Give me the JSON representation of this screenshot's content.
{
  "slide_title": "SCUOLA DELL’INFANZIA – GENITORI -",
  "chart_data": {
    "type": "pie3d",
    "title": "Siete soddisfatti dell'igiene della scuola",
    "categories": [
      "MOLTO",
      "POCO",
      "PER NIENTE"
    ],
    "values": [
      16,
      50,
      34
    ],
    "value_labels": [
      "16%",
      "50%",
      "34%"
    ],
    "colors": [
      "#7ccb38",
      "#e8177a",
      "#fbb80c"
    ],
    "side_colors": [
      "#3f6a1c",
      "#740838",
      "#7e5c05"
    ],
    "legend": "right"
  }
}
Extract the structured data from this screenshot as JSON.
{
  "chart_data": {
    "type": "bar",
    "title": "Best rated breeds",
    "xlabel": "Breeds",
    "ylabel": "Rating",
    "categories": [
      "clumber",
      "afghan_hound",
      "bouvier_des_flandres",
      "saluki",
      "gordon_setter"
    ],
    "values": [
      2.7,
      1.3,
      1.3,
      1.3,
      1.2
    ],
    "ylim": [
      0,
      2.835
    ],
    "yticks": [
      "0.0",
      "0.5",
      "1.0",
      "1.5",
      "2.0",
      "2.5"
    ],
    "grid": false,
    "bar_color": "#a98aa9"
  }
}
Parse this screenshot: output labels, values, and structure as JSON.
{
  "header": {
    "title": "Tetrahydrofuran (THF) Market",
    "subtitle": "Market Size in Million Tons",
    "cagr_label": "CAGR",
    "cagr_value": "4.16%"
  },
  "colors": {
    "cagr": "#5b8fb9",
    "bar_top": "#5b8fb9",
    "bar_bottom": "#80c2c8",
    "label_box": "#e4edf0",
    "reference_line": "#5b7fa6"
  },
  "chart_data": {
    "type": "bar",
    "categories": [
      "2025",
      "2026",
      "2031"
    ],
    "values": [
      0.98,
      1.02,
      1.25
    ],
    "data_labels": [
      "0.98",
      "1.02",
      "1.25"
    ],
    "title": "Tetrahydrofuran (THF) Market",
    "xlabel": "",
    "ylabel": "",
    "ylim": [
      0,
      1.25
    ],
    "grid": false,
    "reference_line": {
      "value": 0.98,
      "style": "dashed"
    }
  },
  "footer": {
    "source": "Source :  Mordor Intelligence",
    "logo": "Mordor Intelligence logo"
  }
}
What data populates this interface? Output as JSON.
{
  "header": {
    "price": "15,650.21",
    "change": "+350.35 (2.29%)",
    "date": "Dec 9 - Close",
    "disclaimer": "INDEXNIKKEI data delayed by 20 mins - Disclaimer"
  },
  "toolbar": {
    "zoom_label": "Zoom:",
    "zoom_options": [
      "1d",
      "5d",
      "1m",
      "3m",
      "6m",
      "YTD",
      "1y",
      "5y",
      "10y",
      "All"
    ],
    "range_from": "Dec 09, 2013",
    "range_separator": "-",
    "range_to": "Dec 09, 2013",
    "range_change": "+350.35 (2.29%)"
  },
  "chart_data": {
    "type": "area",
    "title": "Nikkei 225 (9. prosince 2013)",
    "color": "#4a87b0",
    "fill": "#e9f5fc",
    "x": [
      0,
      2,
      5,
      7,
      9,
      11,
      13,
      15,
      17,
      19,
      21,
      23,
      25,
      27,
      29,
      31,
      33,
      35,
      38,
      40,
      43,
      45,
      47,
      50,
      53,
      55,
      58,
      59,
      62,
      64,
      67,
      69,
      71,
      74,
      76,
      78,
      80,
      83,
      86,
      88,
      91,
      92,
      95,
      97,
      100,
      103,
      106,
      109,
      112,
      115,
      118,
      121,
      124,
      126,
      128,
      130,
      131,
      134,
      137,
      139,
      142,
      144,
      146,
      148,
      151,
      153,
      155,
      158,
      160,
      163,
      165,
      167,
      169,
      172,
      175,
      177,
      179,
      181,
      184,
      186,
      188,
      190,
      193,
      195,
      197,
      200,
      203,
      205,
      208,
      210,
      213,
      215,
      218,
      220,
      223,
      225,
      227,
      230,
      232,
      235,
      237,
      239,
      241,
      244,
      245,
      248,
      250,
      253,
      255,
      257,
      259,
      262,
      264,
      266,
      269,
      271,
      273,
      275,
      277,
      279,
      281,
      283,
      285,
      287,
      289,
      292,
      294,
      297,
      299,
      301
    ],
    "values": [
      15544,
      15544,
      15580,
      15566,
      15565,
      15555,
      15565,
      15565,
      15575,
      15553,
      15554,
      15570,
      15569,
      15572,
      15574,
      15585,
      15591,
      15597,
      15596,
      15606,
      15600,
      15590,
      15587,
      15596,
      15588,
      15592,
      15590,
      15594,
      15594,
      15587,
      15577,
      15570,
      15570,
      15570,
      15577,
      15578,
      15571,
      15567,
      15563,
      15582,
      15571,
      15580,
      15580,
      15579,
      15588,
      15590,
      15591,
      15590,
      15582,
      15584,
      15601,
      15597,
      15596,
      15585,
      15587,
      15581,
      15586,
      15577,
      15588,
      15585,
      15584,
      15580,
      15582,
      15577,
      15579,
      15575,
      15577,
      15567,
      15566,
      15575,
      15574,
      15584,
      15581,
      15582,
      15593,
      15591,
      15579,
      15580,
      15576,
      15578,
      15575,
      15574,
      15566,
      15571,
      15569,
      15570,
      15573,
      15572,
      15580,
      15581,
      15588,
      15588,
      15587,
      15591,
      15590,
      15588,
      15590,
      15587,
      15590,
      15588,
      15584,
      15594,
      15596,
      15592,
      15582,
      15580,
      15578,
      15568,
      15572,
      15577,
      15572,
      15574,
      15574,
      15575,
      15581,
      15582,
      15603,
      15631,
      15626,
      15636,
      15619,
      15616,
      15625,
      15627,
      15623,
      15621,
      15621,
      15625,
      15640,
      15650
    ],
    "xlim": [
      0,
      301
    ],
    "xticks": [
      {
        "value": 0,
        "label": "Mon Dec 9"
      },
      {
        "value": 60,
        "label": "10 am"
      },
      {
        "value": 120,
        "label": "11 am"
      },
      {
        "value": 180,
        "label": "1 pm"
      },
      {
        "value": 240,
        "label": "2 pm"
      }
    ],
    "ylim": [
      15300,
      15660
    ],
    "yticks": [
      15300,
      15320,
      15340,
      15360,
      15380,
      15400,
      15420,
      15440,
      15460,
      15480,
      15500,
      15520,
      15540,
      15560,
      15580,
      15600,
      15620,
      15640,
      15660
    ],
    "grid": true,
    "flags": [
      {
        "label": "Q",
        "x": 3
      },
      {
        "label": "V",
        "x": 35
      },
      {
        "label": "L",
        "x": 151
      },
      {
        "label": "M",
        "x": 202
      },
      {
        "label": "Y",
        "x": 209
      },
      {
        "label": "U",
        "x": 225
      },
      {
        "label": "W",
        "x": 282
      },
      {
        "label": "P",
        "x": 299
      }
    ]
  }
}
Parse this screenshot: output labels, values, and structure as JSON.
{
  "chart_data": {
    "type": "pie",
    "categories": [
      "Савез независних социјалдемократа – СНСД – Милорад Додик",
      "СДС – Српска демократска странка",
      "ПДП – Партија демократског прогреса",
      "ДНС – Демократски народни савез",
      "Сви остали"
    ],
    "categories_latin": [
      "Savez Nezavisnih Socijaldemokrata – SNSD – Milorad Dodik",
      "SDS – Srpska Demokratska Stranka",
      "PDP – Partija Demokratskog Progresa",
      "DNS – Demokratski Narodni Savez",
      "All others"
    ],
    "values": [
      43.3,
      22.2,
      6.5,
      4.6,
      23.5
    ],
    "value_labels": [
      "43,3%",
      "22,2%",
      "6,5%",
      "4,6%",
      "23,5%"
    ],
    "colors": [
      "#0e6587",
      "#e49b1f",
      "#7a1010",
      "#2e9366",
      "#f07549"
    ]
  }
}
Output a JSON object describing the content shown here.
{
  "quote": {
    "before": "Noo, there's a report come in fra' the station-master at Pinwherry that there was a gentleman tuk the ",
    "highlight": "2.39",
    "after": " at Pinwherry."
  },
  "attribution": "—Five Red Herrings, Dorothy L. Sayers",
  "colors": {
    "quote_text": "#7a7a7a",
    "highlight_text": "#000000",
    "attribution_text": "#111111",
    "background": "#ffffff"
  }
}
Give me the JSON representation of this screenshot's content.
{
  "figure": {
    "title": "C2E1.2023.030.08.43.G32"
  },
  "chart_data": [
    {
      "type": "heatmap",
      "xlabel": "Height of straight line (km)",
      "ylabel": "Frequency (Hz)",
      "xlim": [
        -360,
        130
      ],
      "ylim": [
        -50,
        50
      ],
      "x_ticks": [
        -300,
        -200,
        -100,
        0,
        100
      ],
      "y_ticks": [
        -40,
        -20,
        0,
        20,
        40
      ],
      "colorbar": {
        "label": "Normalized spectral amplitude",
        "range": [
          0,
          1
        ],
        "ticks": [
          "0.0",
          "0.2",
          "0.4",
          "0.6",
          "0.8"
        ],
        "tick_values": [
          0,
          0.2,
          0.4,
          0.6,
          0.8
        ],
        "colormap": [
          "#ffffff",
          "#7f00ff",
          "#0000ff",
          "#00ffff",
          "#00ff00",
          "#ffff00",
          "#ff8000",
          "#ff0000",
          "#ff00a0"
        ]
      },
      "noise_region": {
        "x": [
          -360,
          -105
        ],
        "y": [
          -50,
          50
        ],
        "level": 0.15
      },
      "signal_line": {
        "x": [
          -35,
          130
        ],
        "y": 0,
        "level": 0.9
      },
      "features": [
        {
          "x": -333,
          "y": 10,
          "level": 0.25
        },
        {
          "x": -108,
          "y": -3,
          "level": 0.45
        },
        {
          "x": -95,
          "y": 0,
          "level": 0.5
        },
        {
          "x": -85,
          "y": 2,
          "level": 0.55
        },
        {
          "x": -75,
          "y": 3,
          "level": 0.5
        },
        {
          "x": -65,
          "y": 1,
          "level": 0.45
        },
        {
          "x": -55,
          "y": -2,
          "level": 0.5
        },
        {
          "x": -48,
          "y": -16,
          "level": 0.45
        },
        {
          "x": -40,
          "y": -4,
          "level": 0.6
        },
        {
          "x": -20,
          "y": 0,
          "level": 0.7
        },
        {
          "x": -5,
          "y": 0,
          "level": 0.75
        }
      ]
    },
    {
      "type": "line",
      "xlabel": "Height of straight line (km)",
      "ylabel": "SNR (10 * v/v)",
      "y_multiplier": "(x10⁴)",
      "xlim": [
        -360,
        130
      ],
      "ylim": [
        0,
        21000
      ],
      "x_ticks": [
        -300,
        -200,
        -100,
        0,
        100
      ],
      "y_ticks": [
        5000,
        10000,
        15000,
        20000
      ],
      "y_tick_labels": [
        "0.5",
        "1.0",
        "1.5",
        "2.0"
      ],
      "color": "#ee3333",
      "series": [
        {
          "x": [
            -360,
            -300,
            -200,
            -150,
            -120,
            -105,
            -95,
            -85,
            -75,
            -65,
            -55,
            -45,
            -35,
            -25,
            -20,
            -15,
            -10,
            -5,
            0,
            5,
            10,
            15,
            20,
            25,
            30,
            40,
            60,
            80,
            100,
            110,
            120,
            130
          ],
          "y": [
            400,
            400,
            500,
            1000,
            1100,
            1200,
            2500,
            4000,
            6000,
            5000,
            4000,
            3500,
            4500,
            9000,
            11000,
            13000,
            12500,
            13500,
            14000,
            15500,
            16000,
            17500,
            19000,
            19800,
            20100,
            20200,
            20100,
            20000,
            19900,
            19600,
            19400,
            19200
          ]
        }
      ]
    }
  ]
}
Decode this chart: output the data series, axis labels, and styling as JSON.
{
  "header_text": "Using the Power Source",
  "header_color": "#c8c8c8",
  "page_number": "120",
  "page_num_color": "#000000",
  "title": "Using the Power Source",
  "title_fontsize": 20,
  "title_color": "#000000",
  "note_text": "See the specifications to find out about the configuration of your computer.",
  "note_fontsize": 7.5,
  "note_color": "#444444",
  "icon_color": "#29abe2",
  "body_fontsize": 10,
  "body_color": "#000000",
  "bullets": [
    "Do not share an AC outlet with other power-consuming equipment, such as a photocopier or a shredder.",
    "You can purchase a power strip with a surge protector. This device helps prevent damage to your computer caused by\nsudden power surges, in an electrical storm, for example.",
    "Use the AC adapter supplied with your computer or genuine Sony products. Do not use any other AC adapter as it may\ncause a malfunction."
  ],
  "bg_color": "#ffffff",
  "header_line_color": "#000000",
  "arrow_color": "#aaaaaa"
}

The exercise:
Make a copy of each line that contains the string "Pinwherry".

Task solution:
    "before": "Noo, there's a report come in fra' the station-master at Pinwherry that there was a gentleman tuk the ",
    "after": " at Pinwherry."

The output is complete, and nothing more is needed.